→ **Problem requirements**
Read the data, and whenever a line holds the word "such", report that line.
====== Source material
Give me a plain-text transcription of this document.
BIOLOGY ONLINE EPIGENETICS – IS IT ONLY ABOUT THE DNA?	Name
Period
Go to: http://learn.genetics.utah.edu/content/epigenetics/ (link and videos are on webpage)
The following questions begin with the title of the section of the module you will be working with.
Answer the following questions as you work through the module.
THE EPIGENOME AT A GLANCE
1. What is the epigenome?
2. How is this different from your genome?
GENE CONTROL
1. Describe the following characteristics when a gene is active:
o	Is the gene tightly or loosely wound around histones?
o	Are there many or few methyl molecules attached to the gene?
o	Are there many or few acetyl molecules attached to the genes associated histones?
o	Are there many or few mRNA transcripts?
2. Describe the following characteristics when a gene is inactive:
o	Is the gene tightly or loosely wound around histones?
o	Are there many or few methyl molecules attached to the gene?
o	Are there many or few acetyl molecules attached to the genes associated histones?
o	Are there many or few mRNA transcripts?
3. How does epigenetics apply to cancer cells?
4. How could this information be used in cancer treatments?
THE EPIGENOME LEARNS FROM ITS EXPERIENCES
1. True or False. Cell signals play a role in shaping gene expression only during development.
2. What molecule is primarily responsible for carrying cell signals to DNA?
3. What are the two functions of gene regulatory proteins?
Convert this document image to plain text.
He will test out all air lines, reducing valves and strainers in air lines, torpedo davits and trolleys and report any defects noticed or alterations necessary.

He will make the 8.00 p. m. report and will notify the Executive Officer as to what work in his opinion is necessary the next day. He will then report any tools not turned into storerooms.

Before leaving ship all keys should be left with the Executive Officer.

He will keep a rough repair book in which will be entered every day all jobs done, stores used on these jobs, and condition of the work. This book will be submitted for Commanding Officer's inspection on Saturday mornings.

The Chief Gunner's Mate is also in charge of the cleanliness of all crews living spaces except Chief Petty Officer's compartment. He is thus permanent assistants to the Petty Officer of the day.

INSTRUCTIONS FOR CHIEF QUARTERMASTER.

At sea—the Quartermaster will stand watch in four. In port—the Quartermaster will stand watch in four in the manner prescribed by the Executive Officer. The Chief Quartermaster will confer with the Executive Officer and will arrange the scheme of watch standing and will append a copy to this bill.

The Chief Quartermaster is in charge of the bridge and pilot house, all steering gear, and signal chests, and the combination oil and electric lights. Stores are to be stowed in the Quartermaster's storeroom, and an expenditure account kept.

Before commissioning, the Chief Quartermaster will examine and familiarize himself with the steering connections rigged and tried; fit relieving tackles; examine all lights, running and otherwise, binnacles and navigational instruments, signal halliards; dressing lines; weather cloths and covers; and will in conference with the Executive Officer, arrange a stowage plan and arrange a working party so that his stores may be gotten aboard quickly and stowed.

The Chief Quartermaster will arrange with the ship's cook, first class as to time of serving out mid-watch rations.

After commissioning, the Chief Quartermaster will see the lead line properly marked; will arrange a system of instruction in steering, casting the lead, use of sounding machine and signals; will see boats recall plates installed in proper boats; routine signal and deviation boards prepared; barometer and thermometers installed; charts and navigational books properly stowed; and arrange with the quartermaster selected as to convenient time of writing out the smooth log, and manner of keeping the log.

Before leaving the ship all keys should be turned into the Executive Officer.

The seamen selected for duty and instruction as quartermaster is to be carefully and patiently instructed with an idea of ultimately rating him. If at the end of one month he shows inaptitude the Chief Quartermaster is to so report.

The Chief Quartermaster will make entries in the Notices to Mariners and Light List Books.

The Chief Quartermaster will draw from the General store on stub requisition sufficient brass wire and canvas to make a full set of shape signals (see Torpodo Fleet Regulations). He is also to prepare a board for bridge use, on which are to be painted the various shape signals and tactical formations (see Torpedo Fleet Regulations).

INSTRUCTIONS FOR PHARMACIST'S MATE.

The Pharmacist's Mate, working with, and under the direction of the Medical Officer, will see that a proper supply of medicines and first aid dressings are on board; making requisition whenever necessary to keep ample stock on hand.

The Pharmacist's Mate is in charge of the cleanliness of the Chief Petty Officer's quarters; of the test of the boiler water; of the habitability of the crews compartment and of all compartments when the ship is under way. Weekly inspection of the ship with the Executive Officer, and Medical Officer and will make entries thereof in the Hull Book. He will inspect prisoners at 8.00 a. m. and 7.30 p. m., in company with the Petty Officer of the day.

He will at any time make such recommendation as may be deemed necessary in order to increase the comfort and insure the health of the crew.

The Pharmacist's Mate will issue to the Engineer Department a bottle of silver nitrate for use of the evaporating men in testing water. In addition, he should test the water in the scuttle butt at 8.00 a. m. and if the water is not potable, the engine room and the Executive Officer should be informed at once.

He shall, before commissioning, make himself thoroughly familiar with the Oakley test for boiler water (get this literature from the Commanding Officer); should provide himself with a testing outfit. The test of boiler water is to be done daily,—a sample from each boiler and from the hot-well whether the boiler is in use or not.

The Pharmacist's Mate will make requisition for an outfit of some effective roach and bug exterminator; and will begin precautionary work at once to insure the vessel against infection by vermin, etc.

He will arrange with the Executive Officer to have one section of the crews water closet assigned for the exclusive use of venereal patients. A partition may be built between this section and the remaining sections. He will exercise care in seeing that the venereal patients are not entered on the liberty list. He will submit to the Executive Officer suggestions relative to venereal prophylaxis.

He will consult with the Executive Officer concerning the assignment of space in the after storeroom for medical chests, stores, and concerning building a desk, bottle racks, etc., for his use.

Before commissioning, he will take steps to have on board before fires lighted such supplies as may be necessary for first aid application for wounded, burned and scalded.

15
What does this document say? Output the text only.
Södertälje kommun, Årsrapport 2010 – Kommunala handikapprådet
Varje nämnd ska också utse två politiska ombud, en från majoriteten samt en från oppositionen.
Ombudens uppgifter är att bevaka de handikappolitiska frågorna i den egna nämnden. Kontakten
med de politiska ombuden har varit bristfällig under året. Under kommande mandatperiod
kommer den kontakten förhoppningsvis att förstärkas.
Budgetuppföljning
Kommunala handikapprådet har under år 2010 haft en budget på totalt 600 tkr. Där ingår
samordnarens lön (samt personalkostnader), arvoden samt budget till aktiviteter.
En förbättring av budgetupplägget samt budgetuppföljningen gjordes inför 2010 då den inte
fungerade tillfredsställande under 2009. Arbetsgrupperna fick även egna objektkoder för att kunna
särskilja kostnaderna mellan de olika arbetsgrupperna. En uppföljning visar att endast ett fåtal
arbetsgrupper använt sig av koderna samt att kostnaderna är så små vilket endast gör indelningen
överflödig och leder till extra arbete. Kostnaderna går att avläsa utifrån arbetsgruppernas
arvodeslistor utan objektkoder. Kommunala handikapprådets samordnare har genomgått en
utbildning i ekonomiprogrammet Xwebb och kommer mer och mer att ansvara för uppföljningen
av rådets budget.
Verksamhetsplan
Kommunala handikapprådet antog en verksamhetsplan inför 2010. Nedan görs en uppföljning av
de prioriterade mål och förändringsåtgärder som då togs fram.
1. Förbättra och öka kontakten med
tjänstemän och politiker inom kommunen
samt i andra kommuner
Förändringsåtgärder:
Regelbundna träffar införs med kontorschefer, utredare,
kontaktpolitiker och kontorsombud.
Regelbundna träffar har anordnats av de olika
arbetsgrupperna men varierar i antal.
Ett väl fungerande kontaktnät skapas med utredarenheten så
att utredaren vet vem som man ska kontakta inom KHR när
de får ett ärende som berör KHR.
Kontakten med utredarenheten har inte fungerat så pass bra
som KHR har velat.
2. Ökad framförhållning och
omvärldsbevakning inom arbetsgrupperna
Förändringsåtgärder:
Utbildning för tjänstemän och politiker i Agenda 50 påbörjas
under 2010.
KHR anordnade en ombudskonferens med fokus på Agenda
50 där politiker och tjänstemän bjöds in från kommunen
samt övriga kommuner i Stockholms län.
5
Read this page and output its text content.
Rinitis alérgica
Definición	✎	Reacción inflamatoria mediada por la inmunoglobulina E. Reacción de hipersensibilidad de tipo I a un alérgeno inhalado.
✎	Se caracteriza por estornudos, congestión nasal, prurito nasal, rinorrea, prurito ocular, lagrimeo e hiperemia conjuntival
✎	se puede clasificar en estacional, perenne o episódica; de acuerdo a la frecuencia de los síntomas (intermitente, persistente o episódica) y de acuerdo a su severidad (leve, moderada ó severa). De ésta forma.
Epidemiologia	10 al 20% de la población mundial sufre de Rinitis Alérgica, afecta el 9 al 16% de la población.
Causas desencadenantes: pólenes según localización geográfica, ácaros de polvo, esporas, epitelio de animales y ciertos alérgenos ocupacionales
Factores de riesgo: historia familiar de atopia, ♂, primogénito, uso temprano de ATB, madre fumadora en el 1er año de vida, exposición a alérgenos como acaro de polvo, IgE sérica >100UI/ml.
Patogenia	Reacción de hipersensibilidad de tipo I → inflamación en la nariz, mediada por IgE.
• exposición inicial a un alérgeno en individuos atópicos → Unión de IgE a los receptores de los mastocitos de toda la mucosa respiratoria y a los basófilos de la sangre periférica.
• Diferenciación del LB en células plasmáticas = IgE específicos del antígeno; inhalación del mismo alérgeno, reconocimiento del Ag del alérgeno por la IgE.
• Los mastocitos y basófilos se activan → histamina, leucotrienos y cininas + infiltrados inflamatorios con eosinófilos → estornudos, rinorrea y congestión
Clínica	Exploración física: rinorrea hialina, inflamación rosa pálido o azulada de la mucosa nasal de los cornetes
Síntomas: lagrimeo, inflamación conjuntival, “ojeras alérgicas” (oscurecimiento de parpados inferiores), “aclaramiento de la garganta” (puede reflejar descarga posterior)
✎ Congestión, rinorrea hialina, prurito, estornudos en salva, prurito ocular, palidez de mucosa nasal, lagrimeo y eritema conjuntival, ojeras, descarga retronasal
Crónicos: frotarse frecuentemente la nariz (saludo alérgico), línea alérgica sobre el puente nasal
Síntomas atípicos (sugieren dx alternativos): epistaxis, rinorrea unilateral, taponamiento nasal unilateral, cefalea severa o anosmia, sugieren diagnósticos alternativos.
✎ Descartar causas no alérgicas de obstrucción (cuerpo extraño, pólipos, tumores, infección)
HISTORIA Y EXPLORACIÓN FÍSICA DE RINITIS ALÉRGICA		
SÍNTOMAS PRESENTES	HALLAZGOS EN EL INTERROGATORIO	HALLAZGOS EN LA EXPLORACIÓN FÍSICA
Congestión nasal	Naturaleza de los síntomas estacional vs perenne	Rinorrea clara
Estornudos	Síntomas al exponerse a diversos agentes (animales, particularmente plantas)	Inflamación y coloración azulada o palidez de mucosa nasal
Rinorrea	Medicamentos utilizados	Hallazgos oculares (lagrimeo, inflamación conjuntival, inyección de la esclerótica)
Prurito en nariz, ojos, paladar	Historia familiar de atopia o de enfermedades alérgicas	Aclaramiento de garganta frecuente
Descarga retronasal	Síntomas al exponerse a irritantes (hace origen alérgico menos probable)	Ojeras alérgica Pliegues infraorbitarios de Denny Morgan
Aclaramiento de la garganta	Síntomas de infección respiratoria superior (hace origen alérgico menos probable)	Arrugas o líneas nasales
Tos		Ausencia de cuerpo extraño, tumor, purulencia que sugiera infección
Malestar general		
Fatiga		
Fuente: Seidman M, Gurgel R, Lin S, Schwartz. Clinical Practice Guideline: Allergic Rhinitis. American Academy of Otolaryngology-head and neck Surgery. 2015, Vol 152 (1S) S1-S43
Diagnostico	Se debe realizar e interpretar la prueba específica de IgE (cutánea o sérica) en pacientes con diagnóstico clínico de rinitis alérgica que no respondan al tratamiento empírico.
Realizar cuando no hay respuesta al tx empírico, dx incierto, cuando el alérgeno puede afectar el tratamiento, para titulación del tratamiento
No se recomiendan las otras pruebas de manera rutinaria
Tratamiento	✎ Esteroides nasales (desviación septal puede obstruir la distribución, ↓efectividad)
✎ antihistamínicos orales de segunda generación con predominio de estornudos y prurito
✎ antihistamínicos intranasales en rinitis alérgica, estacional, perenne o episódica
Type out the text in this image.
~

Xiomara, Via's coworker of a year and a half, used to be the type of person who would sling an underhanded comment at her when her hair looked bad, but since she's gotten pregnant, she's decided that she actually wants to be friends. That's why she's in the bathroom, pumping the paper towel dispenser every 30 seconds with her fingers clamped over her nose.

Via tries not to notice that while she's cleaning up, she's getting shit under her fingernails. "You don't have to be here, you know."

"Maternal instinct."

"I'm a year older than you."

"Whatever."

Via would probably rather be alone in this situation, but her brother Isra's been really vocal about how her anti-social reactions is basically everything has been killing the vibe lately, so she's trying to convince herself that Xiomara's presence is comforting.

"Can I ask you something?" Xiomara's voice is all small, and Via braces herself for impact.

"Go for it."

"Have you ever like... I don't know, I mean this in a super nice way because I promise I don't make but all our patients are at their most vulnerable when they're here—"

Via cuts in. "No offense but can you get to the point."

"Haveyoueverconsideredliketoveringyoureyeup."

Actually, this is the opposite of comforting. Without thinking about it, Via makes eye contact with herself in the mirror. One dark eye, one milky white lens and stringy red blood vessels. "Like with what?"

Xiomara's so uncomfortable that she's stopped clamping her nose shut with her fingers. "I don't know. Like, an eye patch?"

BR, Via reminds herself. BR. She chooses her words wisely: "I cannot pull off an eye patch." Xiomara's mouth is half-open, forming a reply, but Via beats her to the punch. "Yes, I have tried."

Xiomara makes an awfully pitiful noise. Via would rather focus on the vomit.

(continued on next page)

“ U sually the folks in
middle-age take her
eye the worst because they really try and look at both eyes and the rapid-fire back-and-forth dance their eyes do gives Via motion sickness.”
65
============
→ **Task response**
He will at any time make such recommendation as may be deemed necessary in order to increase the comfort and insure the health of the crew.
Before commissioning, he will take steps to have on board before fires lighted such supplies as may be necessary for first aid application for wounded, burned and scalded.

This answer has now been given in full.